* _Stated problem_: Go through the lines below. Copy those with "distortion".
=======
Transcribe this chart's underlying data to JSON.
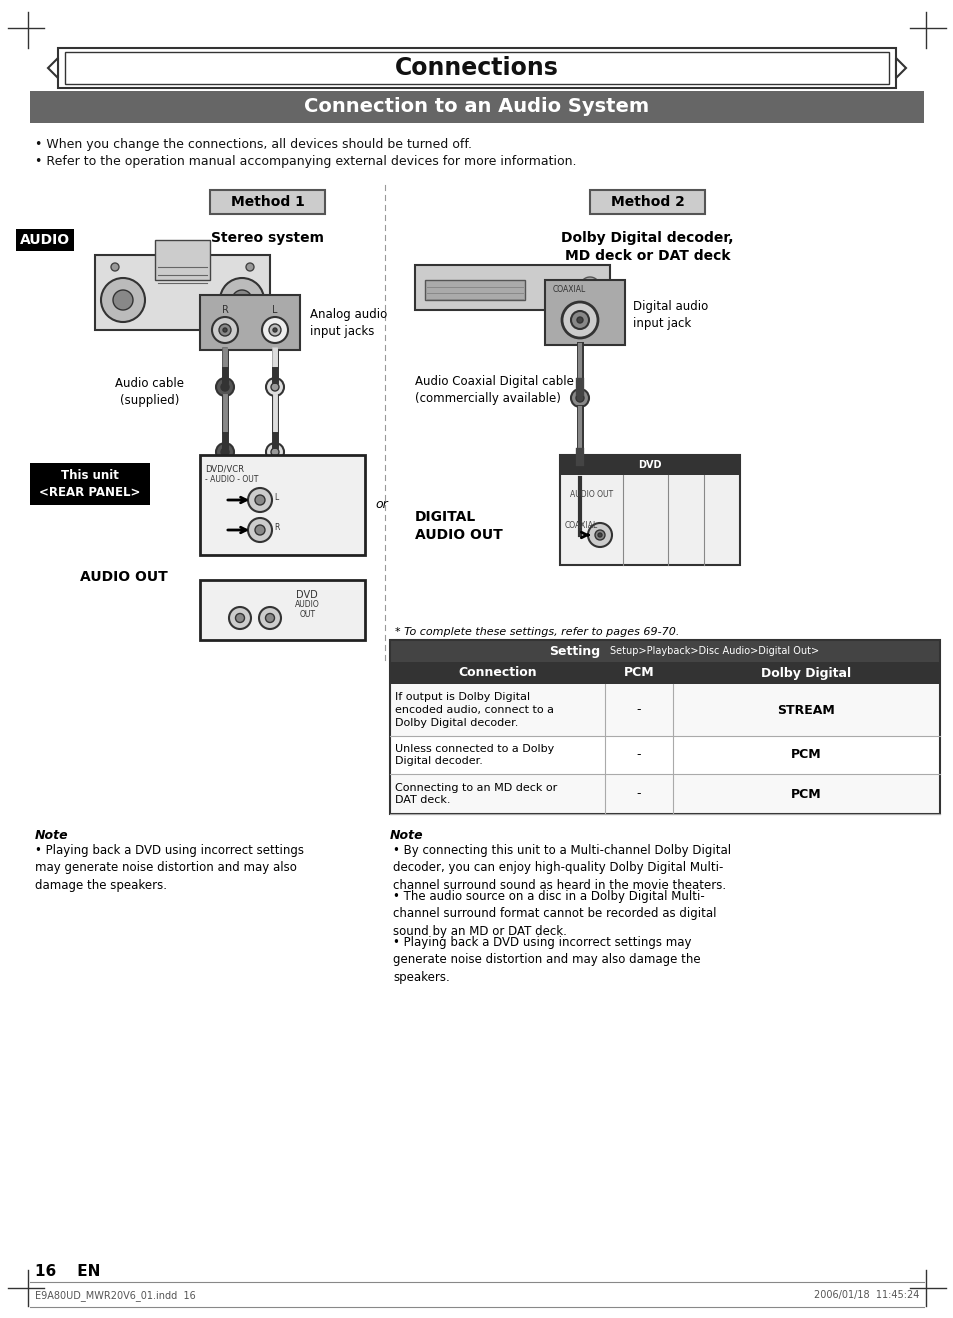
{
  "page_bg": "#ffffff",
  "title": "Connections",
  "subtitle": "Connection to an Audio System",
  "subtitle_bg": "#666666",
  "bullet1": "When you change the connections, all devices should be turned off.",
  "bullet2": "Refer to the operation manual accompanying external devices for more information.",
  "method1_label": "Method 1",
  "method1_title": "Stereo system",
  "method2_label": "Method 2",
  "method2_title": "Dolby Digital decoder,\nMD deck or DAT deck",
  "audio_label": "AUDIO",
  "this_unit_label": "This unit\n<REAR PANEL>",
  "analog_label": "Analog audio\ninput jacks",
  "audio_cable_label": "Audio cable\n(supplied)",
  "audio_out_label": "AUDIO OUT",
  "or_label": "or",
  "digital_label": "Digital audio\ninput jack",
  "coaxial_label": "Audio Coaxial Digital cable\n(commercially available)",
  "digital_audio_label": "DIGITAL\nAUDIO OUT",
  "note_left_title": "Note",
  "note_left_text": "Playing back a DVD using incorrect settings\nmay generate noise distortion and may also\ndamage the speakers.",
  "note_right_title": "Note",
  "note_right_complete": "* To complete these settings, refer to pages 69-70.",
  "note_right_b1": "By connecting this unit to a Multi-channel Dolby Digital\ndecoder, you can enjoy high-quality Dolby Digital Multi-\nchannel surround sound as heard in the movie theaters.",
  "note_right_b2": "The audio source on a disc in a Dolby Digital Multi-\nchannel surround format cannot be recorded as digital\nsound by an MD or DAT deck.",
  "note_right_b3": "Playing back a DVD using incorrect settings may\ngenerate noise distortion and may also damage the\nspeakers.",
  "table_header_setting": "Setting",
  "table_header_setup": "Setup>Playback>Disc Audio>Digital Out>",
  "table_col1": "Connection",
  "table_col2": "PCM",
  "table_col3": "Dolby Digital",
  "table_row1_c": "If output is Dolby Digital\nencoded audio, connect to a\nDolby Digital decoder.",
  "table_row1_v2": "-",
  "table_row1_v3": "STREAM",
  "table_row2_c": "Unless connected to a Dolby\nDigital decoder.",
  "table_row2_v2": "-",
  "table_row2_v3": "PCM",
  "table_row3_c": "Connecting to an MD deck or\nDAT deck.",
  "table_row3_v2": "-",
  "table_row3_v3": "PCM",
  "footer_left": "E9A80UD_MWR20V6_01.indd  16",
  "footer_right": "2006/01/18  11:45:24",
  "page_num": "16    EN"
}
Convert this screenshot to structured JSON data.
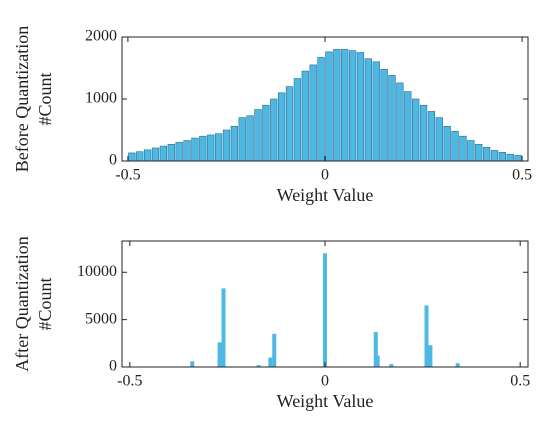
{
  "chart_data": [
    {
      "type": "histogram",
      "ylabel": [
        "Before Quantization",
        "#Count"
      ],
      "xlabel": "Weight Value",
      "bins": [
        -0.5,
        -0.48,
        -0.46,
        -0.44,
        -0.42,
        -0.4,
        -0.38,
        -0.36,
        -0.34,
        -0.32,
        -0.3,
        -0.28,
        -0.26,
        -0.24,
        -0.22,
        -0.2,
        -0.18,
        -0.16,
        -0.14,
        -0.12,
        -0.1,
        -0.08,
        -0.06,
        -0.04,
        -0.02,
        0,
        0.02,
        0.04,
        0.06,
        0.08,
        0.1,
        0.12,
        0.14,
        0.16,
        0.18,
        0.2,
        0.22,
        0.24,
        0.26,
        0.28,
        0.3,
        0.32,
        0.34,
        0.36,
        0.38,
        0.4,
        0.42,
        0.44,
        0.46,
        0.48,
        0.5
      ],
      "values": [
        130,
        150,
        180,
        210,
        240,
        270,
        300,
        330,
        370,
        400,
        420,
        440,
        500,
        560,
        700,
        730,
        830,
        900,
        1000,
        1100,
        1200,
        1330,
        1450,
        1550,
        1670,
        1760,
        1800,
        1800,
        1780,
        1750,
        1650,
        1600,
        1480,
        1380,
        1260,
        1120,
        1000,
        900,
        800,
        700,
        560,
        480,
        400,
        330,
        270,
        220,
        170,
        140,
        110,
        90
      ],
      "color": "#4db8e4",
      "xlim": [
        -0.515,
        0.515
      ],
      "xticks": [
        -0.5,
        0,
        0.5
      ],
      "ylim": [
        0,
        2000
      ],
      "yticks": [
        0,
        1000,
        2000
      ]
    },
    {
      "type": "bar",
      "ylabel": [
        "After Quantization",
        "#Count"
      ],
      "xlabel": "Weight Value",
      "x": [
        -0.34,
        -0.27,
        -0.26,
        -0.17,
        -0.14,
        -0.13,
        0,
        0.13,
        0.135,
        0.17,
        0.26,
        0.27,
        0.34
      ],
      "values": [
        600,
        2600,
        8300,
        200,
        1000,
        3500,
        12000,
        3700,
        1200,
        300,
        6500,
        2300,
        400
      ],
      "color": "#4db8e4",
      "xlim": [
        -0.52,
        0.52
      ],
      "xticks": [
        -0.5,
        0,
        0.5
      ],
      "ylim": [
        0,
        13300
      ],
      "yticks": [
        0,
        5000,
        10000
      ]
    }
  ]
}
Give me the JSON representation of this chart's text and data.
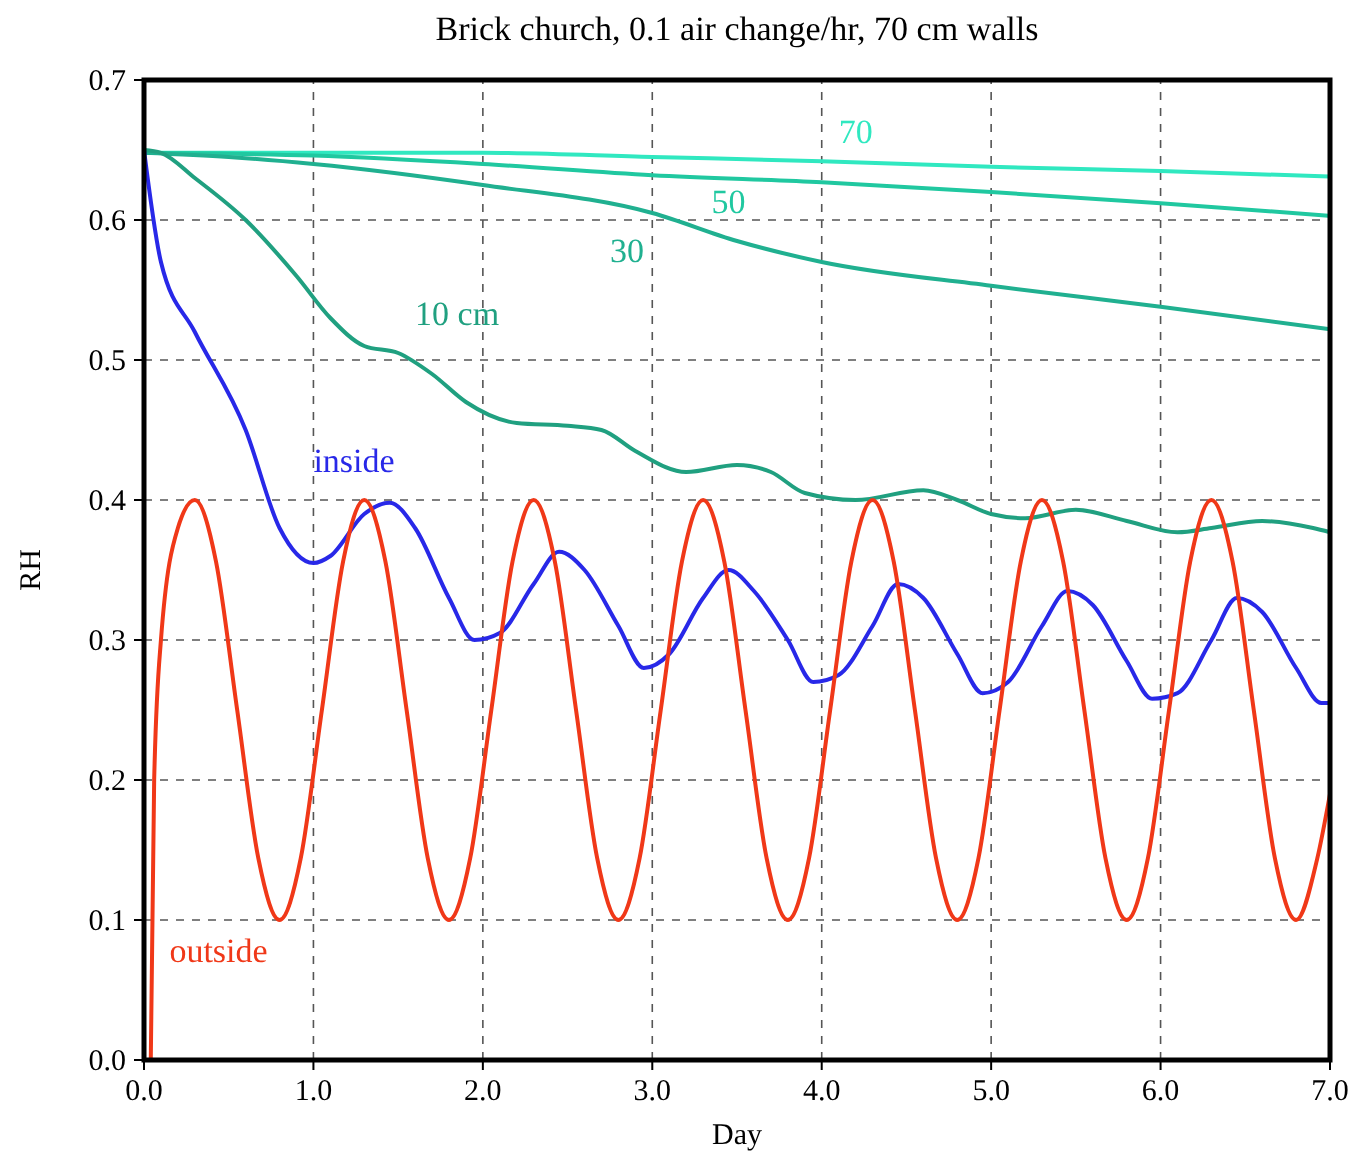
{
  "chart_data": {
    "type": "line",
    "title": "Brick church, 0.1 air change/hr, 70 cm walls",
    "xlabel": "Day",
    "ylabel": "RH",
    "xlim": [
      0,
      7
    ],
    "ylim": [
      0,
      0.7
    ],
    "xticks": [
      {
        "value": 0,
        "label": "0.0"
      },
      {
        "value": 1,
        "label": "1.0"
      },
      {
        "value": 2,
        "label": "2.0"
      },
      {
        "value": 3,
        "label": "3.0"
      },
      {
        "value": 4,
        "label": "4.0"
      },
      {
        "value": 5,
        "label": "5.0"
      },
      {
        "value": 6,
        "label": "6.0"
      },
      {
        "value": 7,
        "label": "7.0"
      }
    ],
    "yticks": [
      {
        "value": 0,
        "label": "0.0"
      },
      0.1,
      0.2,
      0.3,
      0.4,
      0.5,
      0.6,
      0.7
    ],
    "grid": true,
    "marker": "none",
    "line_style": "solid",
    "series": [
      {
        "name": "70",
        "color": "#30e8c0",
        "x": [
          0,
          1,
          2,
          3,
          4,
          5,
          6,
          7
        ],
        "values": [
          0.648,
          0.648,
          0.648,
          0.645,
          0.642,
          0.638,
          0.635,
          0.631
        ]
      },
      {
        "name": "50",
        "color": "#20c8a0",
        "x": [
          0,
          1,
          2,
          3,
          4,
          5,
          6,
          7
        ],
        "values": [
          0.648,
          0.646,
          0.64,
          0.632,
          0.627,
          0.62,
          0.612,
          0.603
        ]
      },
      {
        "name": "30",
        "color": "#20b090",
        "x": [
          0,
          0.5,
          1,
          2,
          3,
          3.5,
          4,
          5,
          6,
          7
        ],
        "values": [
          0.648,
          0.645,
          0.64,
          0.625,
          0.605,
          0.585,
          0.57,
          0.553,
          0.538,
          0.522
        ]
      },
      {
        "name": "10 cm",
        "color": "#20a080",
        "x": [
          0,
          0.1,
          0.3,
          0.6,
          0.9,
          1.1,
          1.3,
          1.5,
          1.7,
          1.9,
          2.2,
          2.5,
          2.7,
          2.9,
          3.2,
          3.5,
          3.7,
          3.9,
          4.2,
          4.6,
          4.8,
          5.0,
          5.2,
          5.5,
          5.8,
          6.1,
          6.3,
          6.6,
          6.9,
          7.0
        ],
        "values": [
          0.65,
          0.648,
          0.63,
          0.6,
          0.56,
          0.53,
          0.51,
          0.505,
          0.49,
          0.47,
          0.455,
          0.453,
          0.45,
          0.435,
          0.42,
          0.425,
          0.42,
          0.405,
          0.4,
          0.407,
          0.4,
          0.39,
          0.387,
          0.393,
          0.385,
          0.377,
          0.38,
          0.385,
          0.38,
          0.377
        ]
      },
      {
        "name": "inside",
        "color": "#2828e8",
        "x": [
          0,
          0.1,
          0.3,
          0.6,
          0.8,
          1.0,
          1.1,
          1.3,
          1.45,
          1.6,
          1.8,
          1.95,
          2.1,
          2.3,
          2.45,
          2.6,
          2.8,
          2.95,
          3.1,
          3.3,
          3.45,
          3.6,
          3.8,
          3.95,
          4.1,
          4.3,
          4.45,
          4.6,
          4.8,
          4.95,
          5.1,
          5.3,
          5.45,
          5.6,
          5.8,
          5.95,
          6.1,
          6.3,
          6.45,
          6.6,
          6.8,
          6.95,
          7.0
        ],
        "values": [
          0.65,
          0.57,
          0.52,
          0.45,
          0.38,
          0.355,
          0.36,
          0.39,
          0.398,
          0.38,
          0.33,
          0.3,
          0.305,
          0.34,
          0.363,
          0.35,
          0.31,
          0.28,
          0.29,
          0.33,
          0.35,
          0.335,
          0.3,
          0.27,
          0.275,
          0.31,
          0.34,
          0.33,
          0.29,
          0.262,
          0.27,
          0.31,
          0.335,
          0.325,
          0.285,
          0.258,
          0.262,
          0.3,
          0.33,
          0.32,
          0.28,
          0.255,
          0.255
        ]
      },
      {
        "name": "outside",
        "color": "#f03818",
        "x": [
          0.04,
          0.06,
          0.1,
          0.2,
          0.3,
          0.425,
          0.55,
          0.675,
          0.8,
          0.925,
          1.05,
          1.175,
          1.3,
          1.425,
          1.55,
          1.675,
          1.8,
          1.925,
          2.05,
          2.175,
          2.3,
          2.425,
          2.55,
          2.675,
          2.8,
          2.925,
          3.05,
          3.175,
          3.3,
          3.425,
          3.55,
          3.675,
          3.8,
          3.925,
          4.05,
          4.175,
          4.3,
          4.425,
          4.55,
          4.675,
          4.8,
          4.925,
          5.05,
          5.175,
          5.3,
          5.425,
          5.55,
          5.675,
          5.8,
          5.925,
          6.05,
          6.175,
          6.3,
          6.425,
          6.55,
          6.675,
          6.8,
          6.925,
          7.0
        ],
        "values": [
          0,
          0.2,
          0.3,
          0.38,
          0.4,
          0.356,
          0.25,
          0.144,
          0.1,
          0.144,
          0.25,
          0.356,
          0.4,
          0.356,
          0.25,
          0.144,
          0.1,
          0.144,
          0.25,
          0.356,
          0.4,
          0.356,
          0.25,
          0.144,
          0.1,
          0.144,
          0.25,
          0.356,
          0.4,
          0.356,
          0.25,
          0.144,
          0.1,
          0.144,
          0.25,
          0.356,
          0.4,
          0.356,
          0.25,
          0.144,
          0.1,
          0.144,
          0.25,
          0.356,
          0.4,
          0.356,
          0.25,
          0.144,
          0.1,
          0.144,
          0.25,
          0.356,
          0.4,
          0.356,
          0.25,
          0.144,
          0.1,
          0.144,
          0.19
        ]
      }
    ]
  }
}
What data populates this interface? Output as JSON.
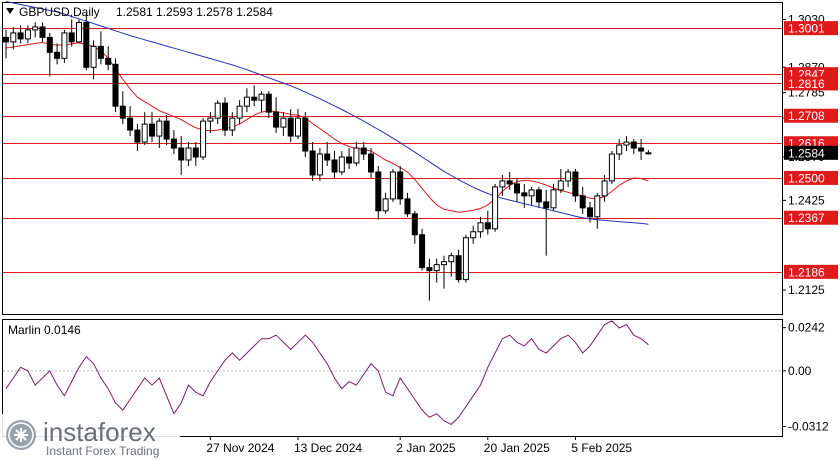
=======
* _Expected output_:
  "note_left_text": "Playing back a DVD using incorrect settings\nmay generate noise distortion and may also\ndamage the speakers.",
  "note_right_b3": "Playing back a DVD using incorrect settings may\ngenerate noise distortion and may also damage the\nspeakers.",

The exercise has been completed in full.